(Dataset items)
+++
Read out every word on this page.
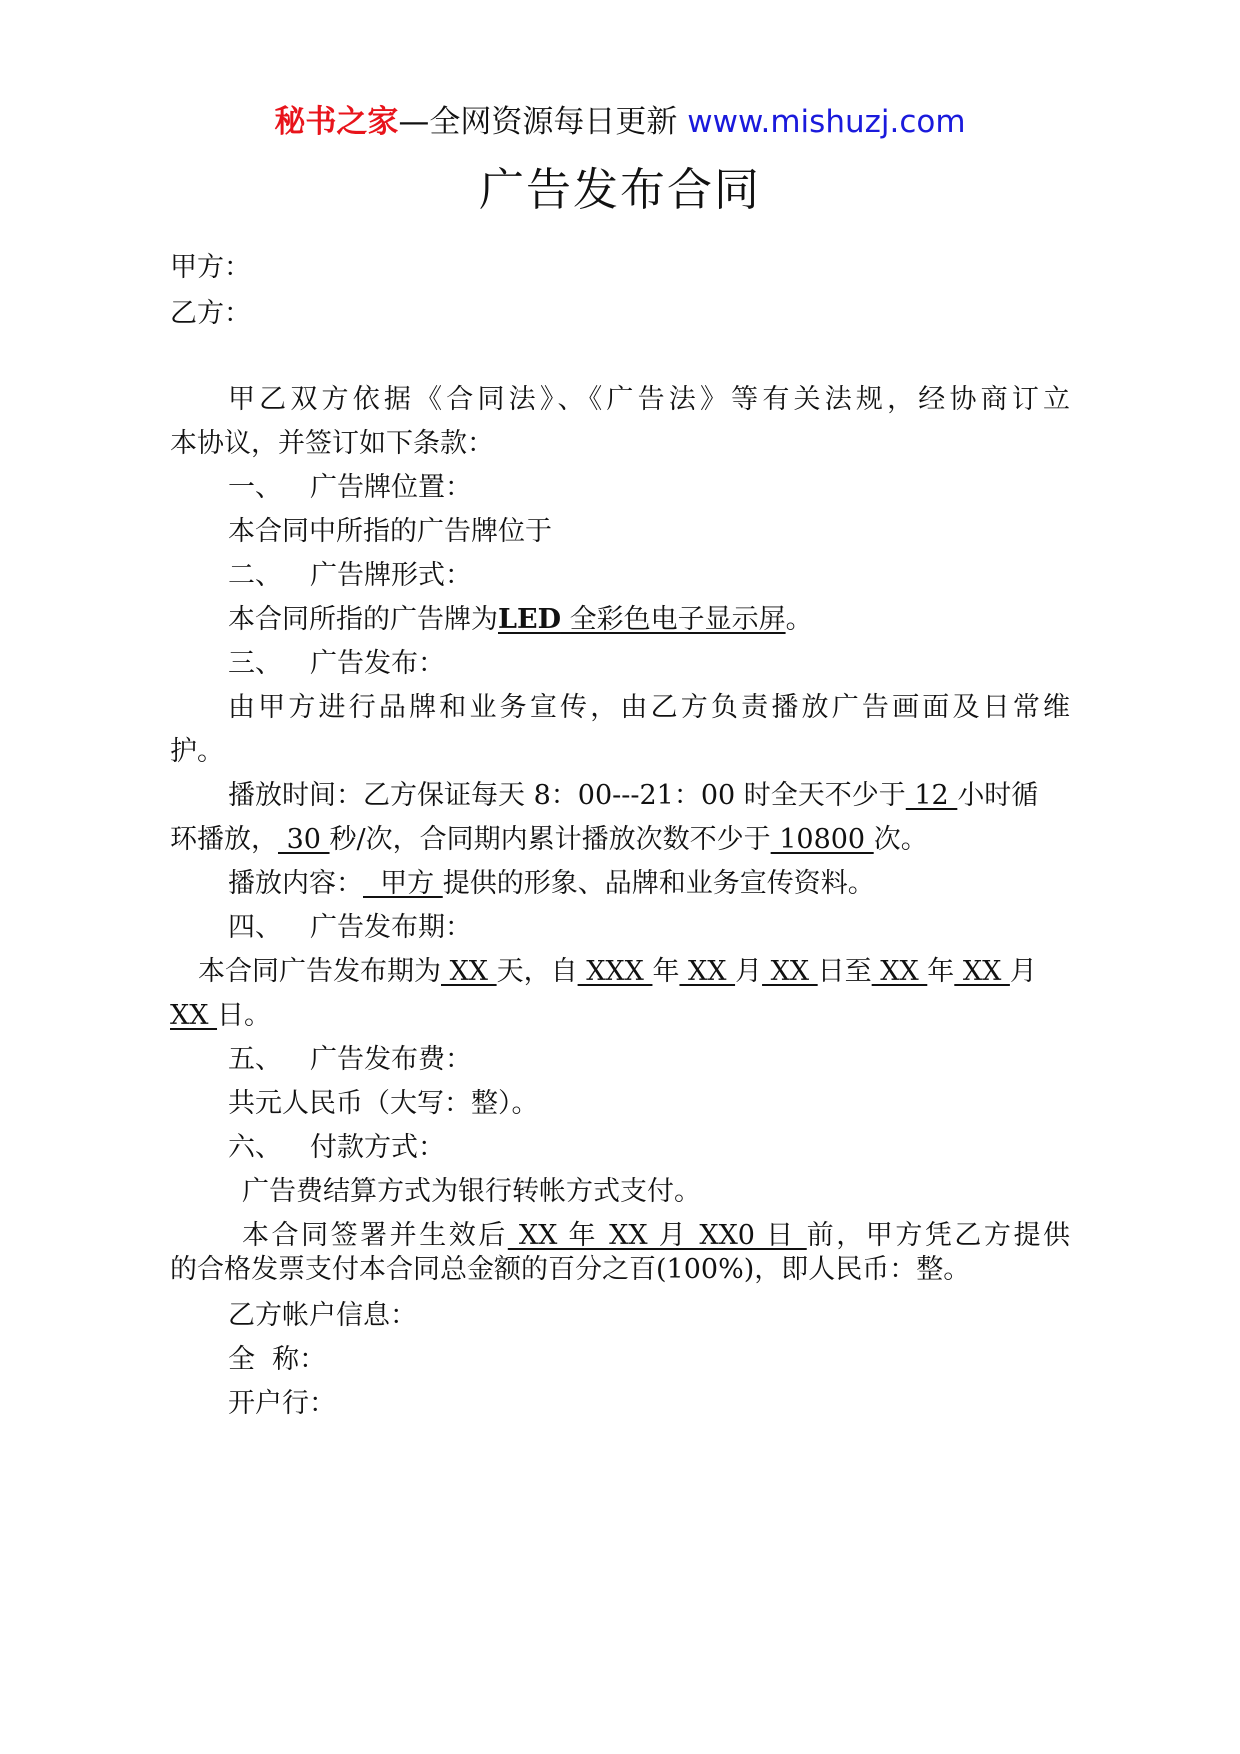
秘书之家—全网资源每日更新 www.mishuzj.com
广告发布合同
甲方：
乙方：
甲乙双方依据《合同法》、《广告法》等有关法规，经协商订立
本协议，并签订如下条款：
一、 广告牌位置：
本合同中所指的广告牌位于
二、 广告牌形式：
本合同所指的广告牌为LED 全彩色电子显示屏。
三、 广告发布：
由甲方进行品牌和业务宣传，由乙方负责播放广告画面及日常维
护。
播放时间：乙方保证每天 8：00---21：00 时全天不少于 12 小时循
环播放， 30 秒/次，合同期内累计播放次数不少于 10800 次。
播放内容：  甲方 提供的形象、品牌和业务宣传资料。
四、 广告发布期：
本合同广告发布期为 XX 天，自 XXX 年 XX 月 XX 日至 XX 年 XX 月
XX 日。
五、 广告发布费：
共元人民币（大写：整）。
六、 付款方式：
广告费结算方式为银行转帐方式支付。
本合同签署并生效后 XX 年 XX 月 XX0 日 前，甲方凭乙方提供
的合格发票支付本合同总金额的百分之百(100%)，即人民币：整。
乙方帐户信息：
全  称：
开户行：
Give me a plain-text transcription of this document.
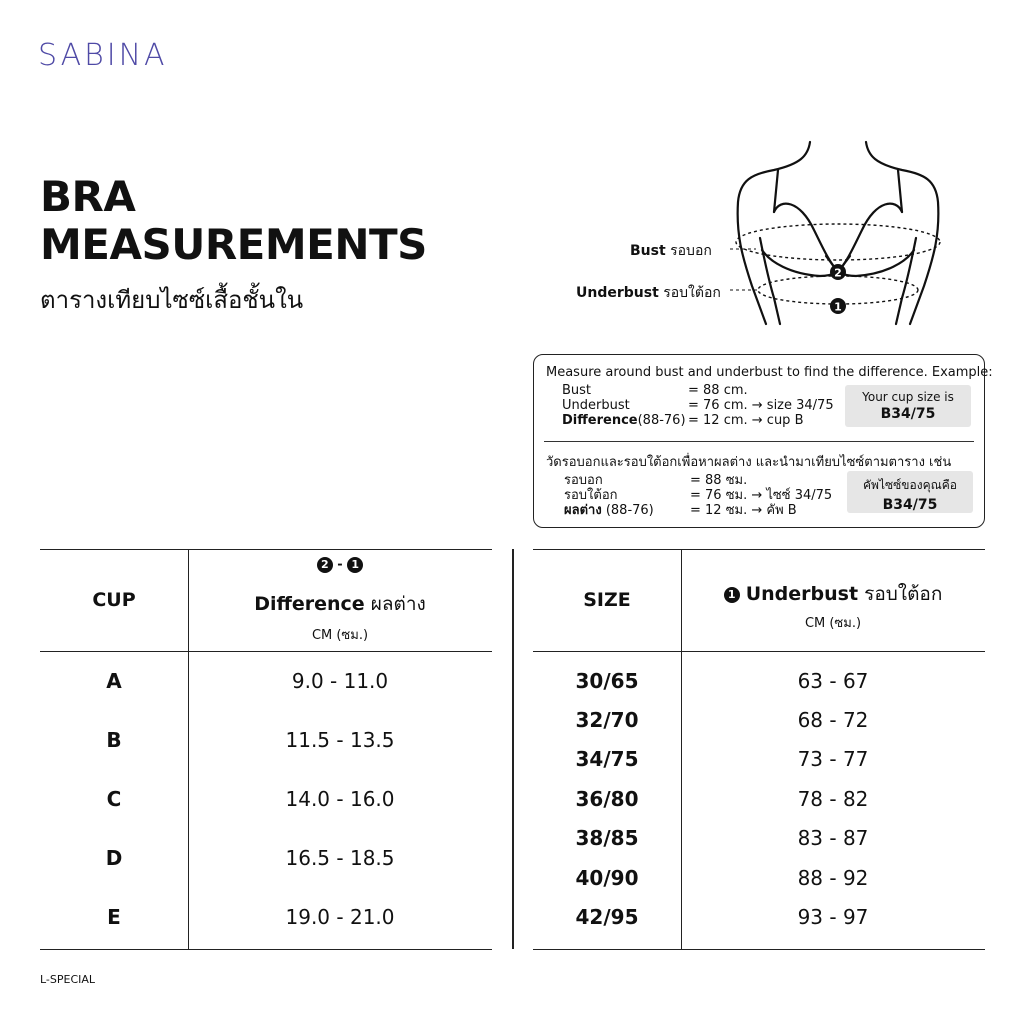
SABINA
BRA
MEASUREMENTS
ตารางเทียบไซซ์เสื้อชั้นใน
2
1
Bust รอบอก
Underbust รอบใต้อก
Measure around bust and underbust to find the difference. Example:
Bust	= 88 cm.
Underbust	= 76 cm. → size 34/75
Difference(88-76) = 12 cm. → cup B
Your cup size is
B34/75
วัดรอบอกและรอบใต้อกเพื่อหาผลต่าง และนำมาเทียบไซซ์ตามตาราง เช่น
รอบอก	= 88 ซม.
รอบใต้อก	= 76 ซม. → ไซซ์ 34/75
ผลต่าง (88-76)	= 12 ซม. → คัพ B
คัพไซซ์ของคุณคือ
B34/75
CUP
2 - 1
Difference ผลต่าง
CM (ซม.)
A	9.0 - 11.0
B	11.5 - 13.5
C	14.0 - 16.0
D	16.5 - 18.5
E	19.0 - 21.0
SIZE	1 Underbust รอบใต้อก
CM (ซม.)
30/65	63 - 67
32/70	68 - 72
34/75	73 - 77
36/80	78 - 82
38/85	83 - 87
40/90	88 - 92
42/95	93 - 97
L-SPECIAL
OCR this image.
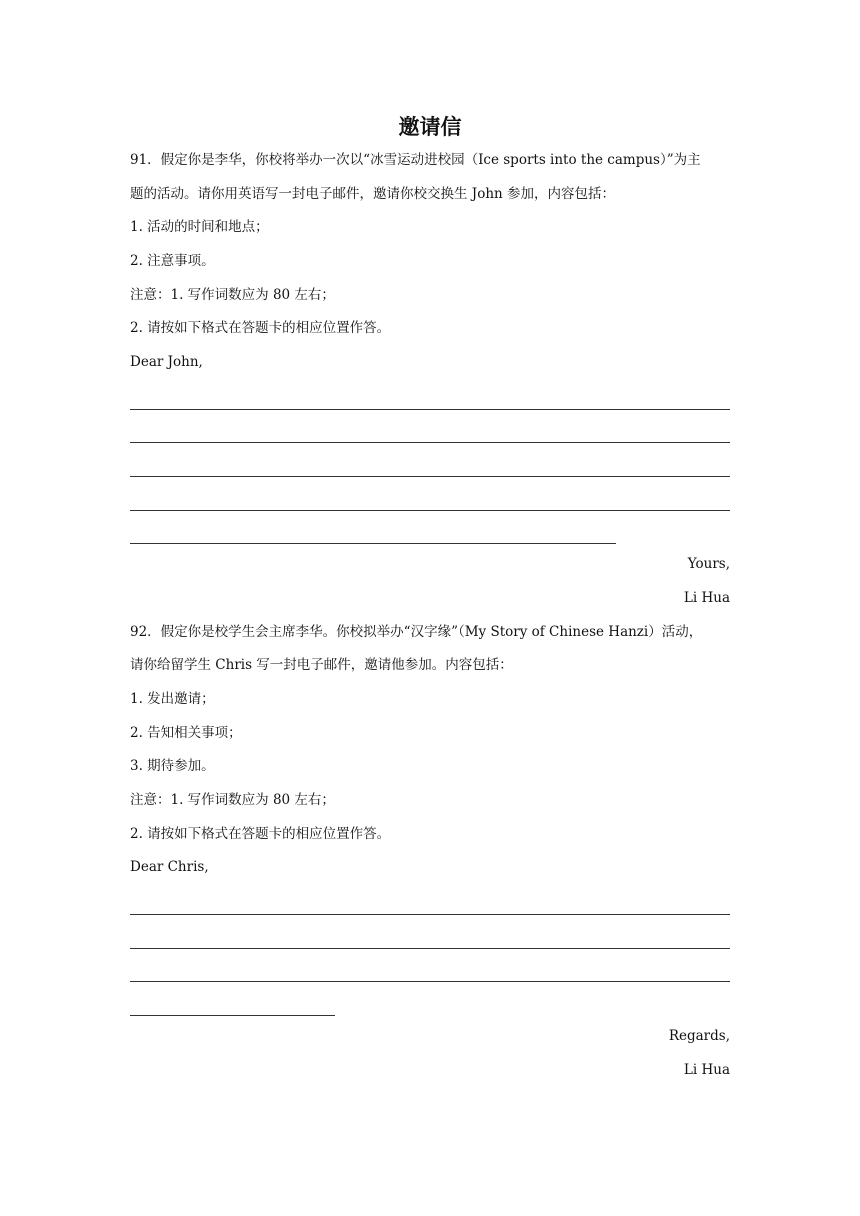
邀请信
91．假定你是李华，你校将举办一次以“冰雪运动进校园（Ice sports into the campus）”为主
题的活动。请你用英语写一封电子邮件，邀请你校交换生 John 参加，内容包括：
1. 活动的时间和地点；
2. 注意事项。
注意：1. 写作词数应为 80 左右；
2. 请按如下格式在答题卡的相应位置作答。
Dear John,
Yours,
Li Hua
92．假定你是校学生会主席李华。你校拟举办“汉字缘”（My Story of Chinese Hanzi）活动，
请你给留学生 Chris 写一封电子邮件，邀请他参加。内容包括：
1. 发出邀请；
2. 告知相关事项；
3. 期待参加。
注意：1. 写作词数应为 80 左右；
2. 请按如下格式在答题卡的相应位置作答。
Dear Chris,
Regards,
Li Hua
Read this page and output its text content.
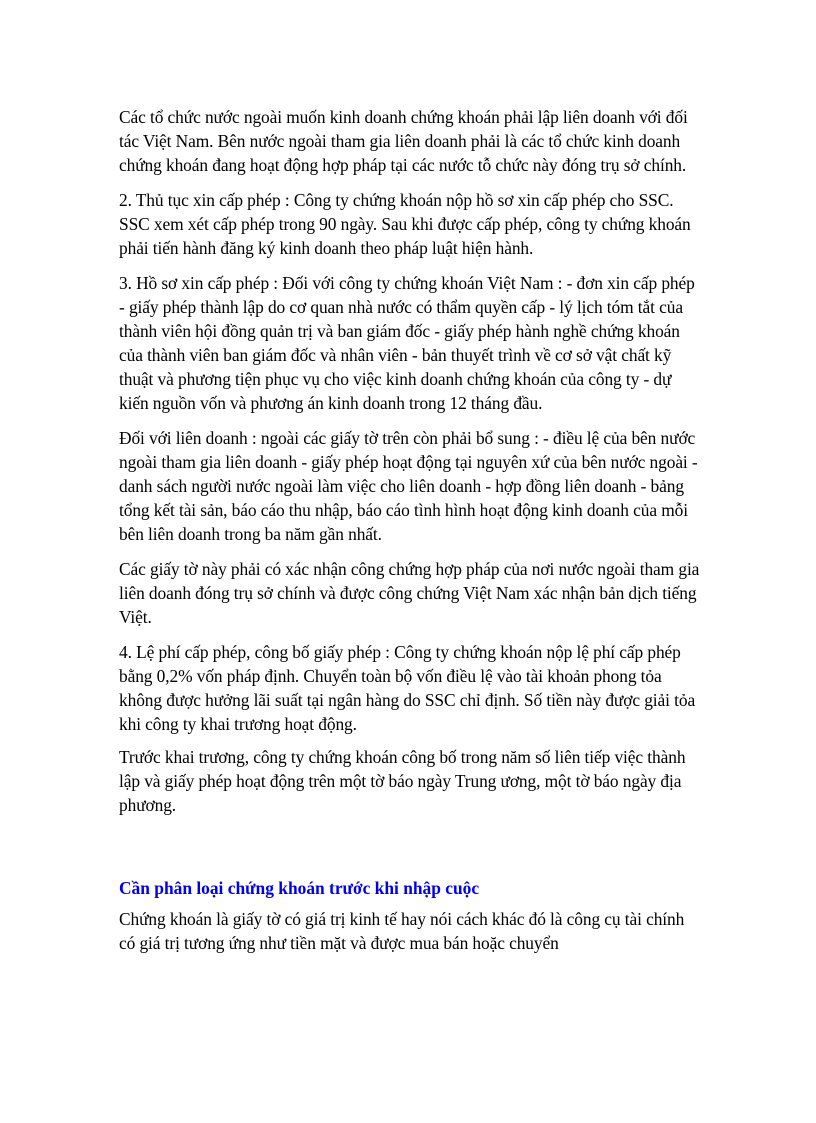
Các tổ chức nước ngoài muốn kinh doanh chứng khoán phải lập liên doanh với đối tác Việt Nam. Bên nước ngoài tham gia liên doanh phải là các tổ chức kinh doanh chứng khoán đang hoạt động hợp pháp tại các nước tỗ chức này đóng trụ sở chính.

2. Thủ tục xin cấp phép : Công ty chứng khoán nộp hồ sơ xin cấp phép cho SSC. SSC xem xét cấp phép trong 90 ngày. Sau khi được cấp phép, công ty chứng khoán phải tiến hành đăng ký kinh doanh theo pháp luật hiện hành.

3. Hồ sơ xin cấp phép : Đối với công ty chứng khoán Việt Nam : - đơn xin cấp phép - giấy phép thành lập do cơ quan nhà nước có thẩm quyền cấp - lý lịch tóm tắt của thành viên hội đồng quản trị và ban giám đốc - giấy phép hành nghề chứng khoán của thành viên ban giám đốc và nhân viên - bản thuyết trình về cơ sở vật chất kỹ thuật và phương tiện phục vụ cho việc kinh doanh chứng khoán của công ty - dự kiến nguồn vốn và phương án kinh doanh trong 12 tháng đầu.

Đối với liên doanh : ngoài các giấy tờ trên còn phải bổ sung : - điều lệ của bên nước ngoài tham gia liên doanh - giấy phép hoạt động tại nguyên xứ của bên nước ngoài - danh sách người nước ngoài làm việc cho liên doanh - hợp đồng liên doanh - bảng tổng kết tài sản, báo cáo thu nhập, báo cáo tình hình hoạt động kinh doanh của mỗi bên liên doanh trong ba năm gần nhất.

Các giấy tờ này phải có xác nhận công chứng hợp pháp của nơi nước ngoài tham gia liên doanh đóng trụ sở chính và được công chứng Việt Nam xác nhận bản dịch tiếng Việt.

4. Lệ phí cấp phép, công bố giấy phép : Công ty chứng khoán nộp lệ phí cấp phép bằng 0,2% vốn pháp định. Chuyển toàn bộ vốn điều lệ vào tài khoản phong tỏa không được hưởng lãi suất tại ngân hàng do SSC chỉ định. Số tiền này được giải tỏa khi công ty khai trương hoạt động.

Trước khai trương, công ty chứng khoán công bố trong năm số liên tiếp việc thành lập và giấy phép hoạt động trên một tờ báo ngày Trung ương, một tờ báo ngày địa phương.

Cần phân loại chứng khoán trước khi nhập cuộc

Chứng khoán là giấy tờ có giá trị kinh tế hay nói cách khác đó là công cụ tài chính có giá trị tương ứng như tiền mặt và được mua bán hoặc chuyển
+++
=== WHAT YOU SHOULD DO ===
Check each line of the records above for "text", and copy those that have it.

=== SOLUTION TO THIS PROBLEM ===
Give me a plain-text transcription of this document.
Read this page and output its text content.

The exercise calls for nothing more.